To be done
The line containing "Give me the" marks the start of the required copy, which runs to the final line of the entries; return those lines exactly, without any pictures.

········

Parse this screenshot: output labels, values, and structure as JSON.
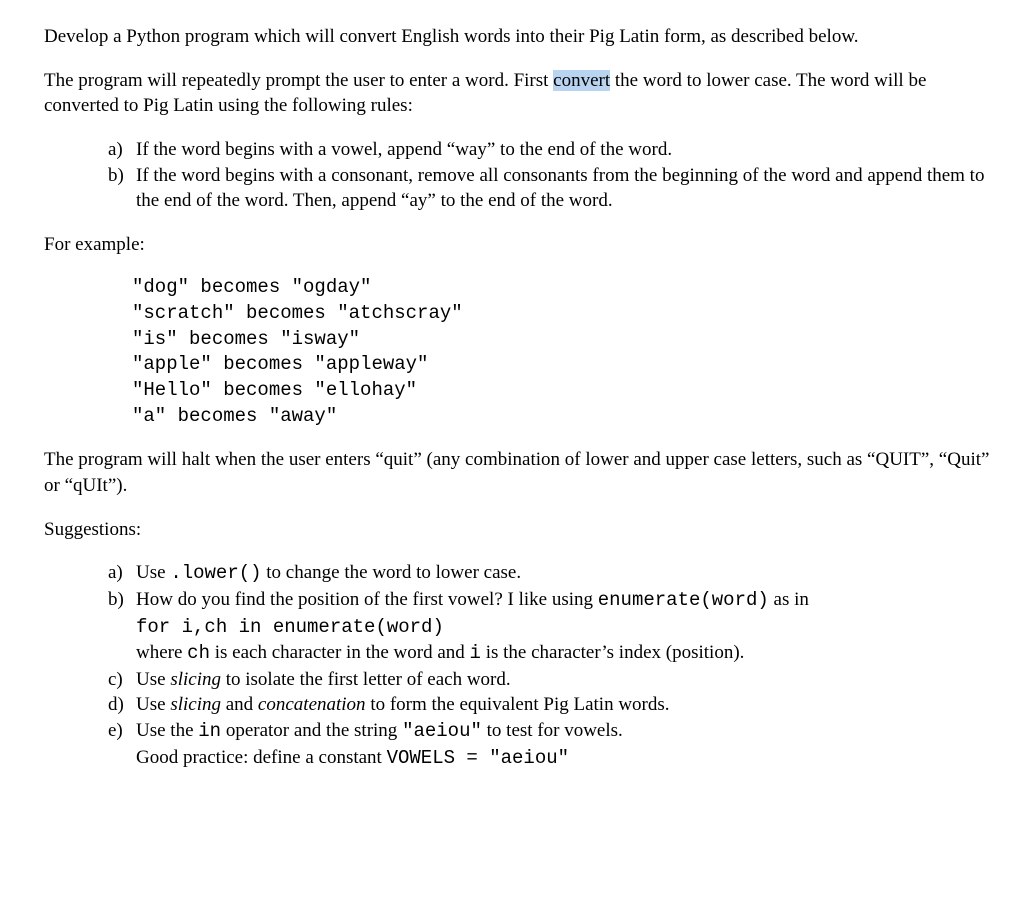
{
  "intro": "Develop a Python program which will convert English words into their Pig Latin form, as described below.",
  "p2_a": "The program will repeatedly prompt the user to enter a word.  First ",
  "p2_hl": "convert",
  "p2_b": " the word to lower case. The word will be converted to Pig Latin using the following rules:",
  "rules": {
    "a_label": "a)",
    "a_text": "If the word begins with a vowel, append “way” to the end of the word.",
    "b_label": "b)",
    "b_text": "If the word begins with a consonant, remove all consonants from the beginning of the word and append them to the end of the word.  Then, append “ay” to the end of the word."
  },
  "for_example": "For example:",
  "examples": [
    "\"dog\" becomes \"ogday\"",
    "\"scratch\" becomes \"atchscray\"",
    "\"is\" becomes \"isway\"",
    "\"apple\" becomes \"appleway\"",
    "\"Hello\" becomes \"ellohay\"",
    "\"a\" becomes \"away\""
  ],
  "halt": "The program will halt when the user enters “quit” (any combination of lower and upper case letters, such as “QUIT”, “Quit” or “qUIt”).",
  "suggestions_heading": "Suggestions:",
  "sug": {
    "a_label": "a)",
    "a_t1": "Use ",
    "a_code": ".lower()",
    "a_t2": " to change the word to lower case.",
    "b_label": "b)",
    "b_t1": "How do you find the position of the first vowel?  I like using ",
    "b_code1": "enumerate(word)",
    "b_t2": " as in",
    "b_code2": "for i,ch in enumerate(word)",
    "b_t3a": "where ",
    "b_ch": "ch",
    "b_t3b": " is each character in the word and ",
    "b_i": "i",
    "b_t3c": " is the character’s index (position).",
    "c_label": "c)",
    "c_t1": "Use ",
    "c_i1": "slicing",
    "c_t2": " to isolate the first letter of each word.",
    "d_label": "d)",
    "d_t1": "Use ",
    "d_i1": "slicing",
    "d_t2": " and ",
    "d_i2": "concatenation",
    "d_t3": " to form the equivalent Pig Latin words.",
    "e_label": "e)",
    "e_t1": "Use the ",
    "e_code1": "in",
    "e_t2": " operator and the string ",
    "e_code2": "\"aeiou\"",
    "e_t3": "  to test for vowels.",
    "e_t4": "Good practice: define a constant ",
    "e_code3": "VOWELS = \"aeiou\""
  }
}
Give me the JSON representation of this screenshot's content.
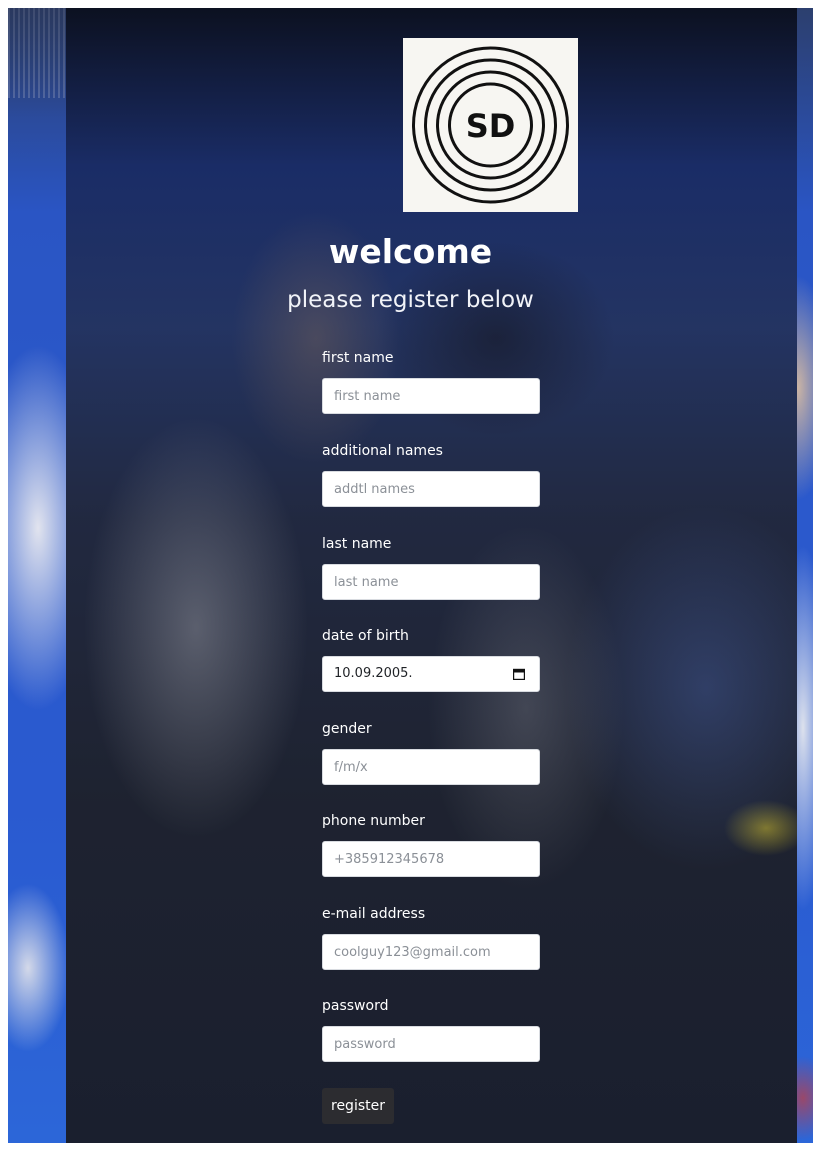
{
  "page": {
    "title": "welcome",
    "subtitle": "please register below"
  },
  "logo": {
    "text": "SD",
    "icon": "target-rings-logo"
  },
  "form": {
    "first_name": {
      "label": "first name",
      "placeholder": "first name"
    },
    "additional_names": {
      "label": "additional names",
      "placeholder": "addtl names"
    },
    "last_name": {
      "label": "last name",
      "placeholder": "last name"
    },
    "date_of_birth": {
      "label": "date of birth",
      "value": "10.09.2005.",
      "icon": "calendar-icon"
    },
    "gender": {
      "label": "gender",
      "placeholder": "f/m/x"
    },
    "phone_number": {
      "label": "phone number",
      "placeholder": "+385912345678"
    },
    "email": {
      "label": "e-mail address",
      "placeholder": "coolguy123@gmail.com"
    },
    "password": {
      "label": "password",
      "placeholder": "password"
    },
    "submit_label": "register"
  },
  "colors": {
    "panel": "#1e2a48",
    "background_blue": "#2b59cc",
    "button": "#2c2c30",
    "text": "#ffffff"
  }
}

········

Reply to the task
Give me the JSON representation of this screenshot's content.
{
  "page": {
    "title": "welcome",
    "subtitle": "please register below"
  },
  "logo": {
    "text": "SD",
    "icon": "target-rings-logo"
  },
  "form": {
    "first_name": {
      "label": "first name",
      "placeholder": "first name"
    },
    "additional_names": {
      "label": "additional names",
      "placeholder": "addtl names"
    },
    "last_name": {
      "label": "last name",
      "placeholder": "last name"
    },
    "date_of_birth": {
      "label": "date of birth",
      "value": "10.09.2005.",
      "icon": "calendar-icon"
    },
    "gender": {
      "label": "gender",
      "placeholder": "f/m/x"
    },
    "phone_number": {
      "label": "phone number",
      "placeholder": "+385912345678"
    },
    "email": {
      "label": "e-mail address",
      "placeholder": "coolguy123@gmail.com"
    },
    "password": {
      "label": "password",
      "placeholder": "password"
    },
    "submit_label": "register"
  },
  "colors": {
    "panel": "#1e2a48",
    "background_blue": "#2b59cc",
    "button": "#2c2c30",
    "text": "#ffffff"
  }
}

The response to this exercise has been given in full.